• _The problem_
Copy the portion of the email header between "by mx1.FreeBSD.org (Postfix)" and "(envelope-from gemini@geminix.org)", inclusive, word for word.

From gemini@geminix.org  Tue Aug 17 19:40:05 2004
Return-Path: <gemini@geminix.org>
Received: from mx1.FreeBSD.org (mx1.freebsd.org [216.136.204.125])
	by hub.freebsd.org (Postfix) with ESMTP id BF72D16A4CE
	for <FreeBSD-gnats-submit@freebsd.org>; Tue, 17 Aug 2004 19:40:05 +0000 (GMT)
Received: from gen129.n001.c02.escapebox.net (gen129.n001.c02.escapebox.net [213.73.91.129])
	by mx1.FreeBSD.org (Postfix) with ESMTP id CC07E43D53
	for <FreeBSD-gnats-submit@freebsd.org>; Tue, 17 Aug 2004 19:40:04 +0000 (GMT)
	(envelope-from gemini@geminix.org)
Received: from gemini by geminix.org with local (Exim 3.36 #1)
	id 1Bx9oP-0006aG-00; Tue, 17 Aug 2004 21:40:01 +0200
Message-Id: <E1Bx9oP-0006aG-00@geminix.org>
Date: Tue, 17 Aug 2004 21:40:01 +0200
From: Uwe Doering <gemini@geminix.org>
Reply-To: Uwe Doering <gemini@geminix.org>
To: FreeBSD-gnats-submit@freebsd.org
Cc: Uwe Doering <gemini@geminix.org>
Subject: NULL pointer dereference in vm_pageout_scan()

• _Listed entries_

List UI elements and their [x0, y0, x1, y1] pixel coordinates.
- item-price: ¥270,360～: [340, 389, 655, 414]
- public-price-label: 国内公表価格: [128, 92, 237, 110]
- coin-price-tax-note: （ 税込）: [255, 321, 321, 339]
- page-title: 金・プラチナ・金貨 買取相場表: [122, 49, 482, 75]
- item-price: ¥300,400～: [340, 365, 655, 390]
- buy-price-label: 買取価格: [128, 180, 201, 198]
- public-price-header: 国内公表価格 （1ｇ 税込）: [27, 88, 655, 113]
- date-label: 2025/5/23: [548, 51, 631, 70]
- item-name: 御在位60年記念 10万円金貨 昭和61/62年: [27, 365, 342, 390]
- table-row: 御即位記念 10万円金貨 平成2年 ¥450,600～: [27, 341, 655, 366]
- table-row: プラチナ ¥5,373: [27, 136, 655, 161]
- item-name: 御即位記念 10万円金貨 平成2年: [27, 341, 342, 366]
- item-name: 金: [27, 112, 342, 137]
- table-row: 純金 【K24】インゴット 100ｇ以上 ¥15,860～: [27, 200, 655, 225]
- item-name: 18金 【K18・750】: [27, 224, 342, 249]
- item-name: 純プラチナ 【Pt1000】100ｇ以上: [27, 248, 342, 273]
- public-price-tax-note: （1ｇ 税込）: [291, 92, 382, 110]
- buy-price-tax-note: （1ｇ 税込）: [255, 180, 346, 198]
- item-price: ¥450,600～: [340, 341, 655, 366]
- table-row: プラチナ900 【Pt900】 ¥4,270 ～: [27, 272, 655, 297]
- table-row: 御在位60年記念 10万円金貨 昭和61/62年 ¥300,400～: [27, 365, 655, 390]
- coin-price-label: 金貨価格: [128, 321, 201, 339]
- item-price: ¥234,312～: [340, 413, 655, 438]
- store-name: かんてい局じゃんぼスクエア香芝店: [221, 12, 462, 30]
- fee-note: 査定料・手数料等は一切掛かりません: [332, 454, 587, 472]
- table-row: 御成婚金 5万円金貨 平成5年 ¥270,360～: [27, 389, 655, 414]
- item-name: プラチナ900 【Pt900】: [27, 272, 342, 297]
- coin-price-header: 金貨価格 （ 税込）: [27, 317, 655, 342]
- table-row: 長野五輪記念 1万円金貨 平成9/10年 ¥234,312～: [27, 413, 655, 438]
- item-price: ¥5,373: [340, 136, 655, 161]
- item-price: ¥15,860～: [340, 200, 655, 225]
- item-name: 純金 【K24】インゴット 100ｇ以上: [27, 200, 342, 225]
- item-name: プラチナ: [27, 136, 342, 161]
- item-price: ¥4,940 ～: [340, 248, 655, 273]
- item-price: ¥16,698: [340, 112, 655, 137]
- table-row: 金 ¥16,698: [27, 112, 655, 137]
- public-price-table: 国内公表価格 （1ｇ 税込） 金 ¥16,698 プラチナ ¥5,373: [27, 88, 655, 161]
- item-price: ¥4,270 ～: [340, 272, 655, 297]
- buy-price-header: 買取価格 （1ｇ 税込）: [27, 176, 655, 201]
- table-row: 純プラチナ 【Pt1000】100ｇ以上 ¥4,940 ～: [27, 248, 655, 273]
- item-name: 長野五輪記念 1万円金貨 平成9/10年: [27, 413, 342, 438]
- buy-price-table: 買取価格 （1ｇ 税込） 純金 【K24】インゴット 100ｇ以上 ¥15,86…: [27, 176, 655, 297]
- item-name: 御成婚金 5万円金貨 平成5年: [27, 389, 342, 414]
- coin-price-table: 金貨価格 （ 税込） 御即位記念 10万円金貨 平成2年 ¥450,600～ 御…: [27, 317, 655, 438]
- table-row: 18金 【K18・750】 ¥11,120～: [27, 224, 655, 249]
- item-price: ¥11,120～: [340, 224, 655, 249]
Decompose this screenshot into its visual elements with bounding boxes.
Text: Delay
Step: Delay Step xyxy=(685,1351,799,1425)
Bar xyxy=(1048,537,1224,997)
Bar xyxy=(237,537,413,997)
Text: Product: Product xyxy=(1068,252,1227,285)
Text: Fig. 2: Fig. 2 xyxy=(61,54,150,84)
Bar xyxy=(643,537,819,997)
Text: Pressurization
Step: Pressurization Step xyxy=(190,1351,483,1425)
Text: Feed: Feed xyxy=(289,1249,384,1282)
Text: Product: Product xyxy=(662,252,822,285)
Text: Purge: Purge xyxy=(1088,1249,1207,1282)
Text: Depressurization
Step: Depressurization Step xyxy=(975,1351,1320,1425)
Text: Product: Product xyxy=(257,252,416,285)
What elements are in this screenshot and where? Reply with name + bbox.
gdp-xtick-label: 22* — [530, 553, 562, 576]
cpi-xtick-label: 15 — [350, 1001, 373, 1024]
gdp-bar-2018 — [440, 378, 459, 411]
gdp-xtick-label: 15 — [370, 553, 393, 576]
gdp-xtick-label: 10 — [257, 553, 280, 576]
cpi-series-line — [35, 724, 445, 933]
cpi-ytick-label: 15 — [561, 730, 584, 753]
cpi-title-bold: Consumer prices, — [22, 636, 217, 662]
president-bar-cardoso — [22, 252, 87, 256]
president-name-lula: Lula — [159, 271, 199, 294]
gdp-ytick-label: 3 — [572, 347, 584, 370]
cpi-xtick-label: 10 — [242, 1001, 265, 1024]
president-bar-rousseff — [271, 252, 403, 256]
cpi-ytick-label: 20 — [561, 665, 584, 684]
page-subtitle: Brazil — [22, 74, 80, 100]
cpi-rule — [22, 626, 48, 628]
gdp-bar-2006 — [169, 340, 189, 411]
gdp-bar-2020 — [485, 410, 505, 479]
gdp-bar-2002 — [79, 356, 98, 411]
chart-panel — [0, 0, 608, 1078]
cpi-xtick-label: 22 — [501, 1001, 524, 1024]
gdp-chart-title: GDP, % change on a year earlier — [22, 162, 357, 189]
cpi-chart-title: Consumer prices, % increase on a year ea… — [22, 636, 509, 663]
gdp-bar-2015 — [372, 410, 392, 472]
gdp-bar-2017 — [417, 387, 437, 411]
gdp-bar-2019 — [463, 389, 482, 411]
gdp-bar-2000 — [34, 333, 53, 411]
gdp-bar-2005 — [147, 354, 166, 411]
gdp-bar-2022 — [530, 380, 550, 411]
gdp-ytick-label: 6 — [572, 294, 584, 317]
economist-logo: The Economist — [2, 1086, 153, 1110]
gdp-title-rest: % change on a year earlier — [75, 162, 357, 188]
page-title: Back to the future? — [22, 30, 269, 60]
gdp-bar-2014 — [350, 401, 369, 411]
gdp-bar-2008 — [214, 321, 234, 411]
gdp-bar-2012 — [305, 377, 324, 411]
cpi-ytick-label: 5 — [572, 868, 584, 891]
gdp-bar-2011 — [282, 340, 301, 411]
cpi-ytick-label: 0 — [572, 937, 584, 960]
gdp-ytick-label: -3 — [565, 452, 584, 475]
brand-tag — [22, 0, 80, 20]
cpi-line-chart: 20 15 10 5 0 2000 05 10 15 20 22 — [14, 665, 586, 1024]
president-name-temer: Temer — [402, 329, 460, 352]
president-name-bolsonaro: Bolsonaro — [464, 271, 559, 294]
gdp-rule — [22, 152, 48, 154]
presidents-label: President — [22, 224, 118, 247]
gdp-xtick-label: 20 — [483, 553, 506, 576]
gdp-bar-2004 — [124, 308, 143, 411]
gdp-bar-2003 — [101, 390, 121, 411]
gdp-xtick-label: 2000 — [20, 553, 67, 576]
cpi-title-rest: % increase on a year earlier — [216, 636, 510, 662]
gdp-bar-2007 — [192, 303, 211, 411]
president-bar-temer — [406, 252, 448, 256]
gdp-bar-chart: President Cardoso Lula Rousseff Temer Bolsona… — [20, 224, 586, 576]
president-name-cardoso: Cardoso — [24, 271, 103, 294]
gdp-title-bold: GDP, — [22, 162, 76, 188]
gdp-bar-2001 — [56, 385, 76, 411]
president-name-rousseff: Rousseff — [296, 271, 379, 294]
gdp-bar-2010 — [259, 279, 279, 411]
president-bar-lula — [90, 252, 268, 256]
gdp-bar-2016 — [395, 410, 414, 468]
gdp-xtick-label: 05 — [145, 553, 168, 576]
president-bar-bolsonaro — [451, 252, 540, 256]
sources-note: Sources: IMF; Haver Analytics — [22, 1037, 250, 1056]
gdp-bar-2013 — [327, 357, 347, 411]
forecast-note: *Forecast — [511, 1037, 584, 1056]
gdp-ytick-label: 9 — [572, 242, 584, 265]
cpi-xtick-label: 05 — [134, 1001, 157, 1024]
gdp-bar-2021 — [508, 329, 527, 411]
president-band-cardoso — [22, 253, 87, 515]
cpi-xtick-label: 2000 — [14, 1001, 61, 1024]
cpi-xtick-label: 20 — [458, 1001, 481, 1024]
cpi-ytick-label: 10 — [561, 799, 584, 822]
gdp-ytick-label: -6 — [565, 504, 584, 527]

• _Answer section_
by mx1.FreeBSD.org (Postfix) with ESMTP id CC07E43D53
	for <FreeBSD-gnats-submit@freebsd.org>; Tue, 17 Aug 2004 19:40:04 +0000 (GMT)
	(envelope-from gemini@geminix.org)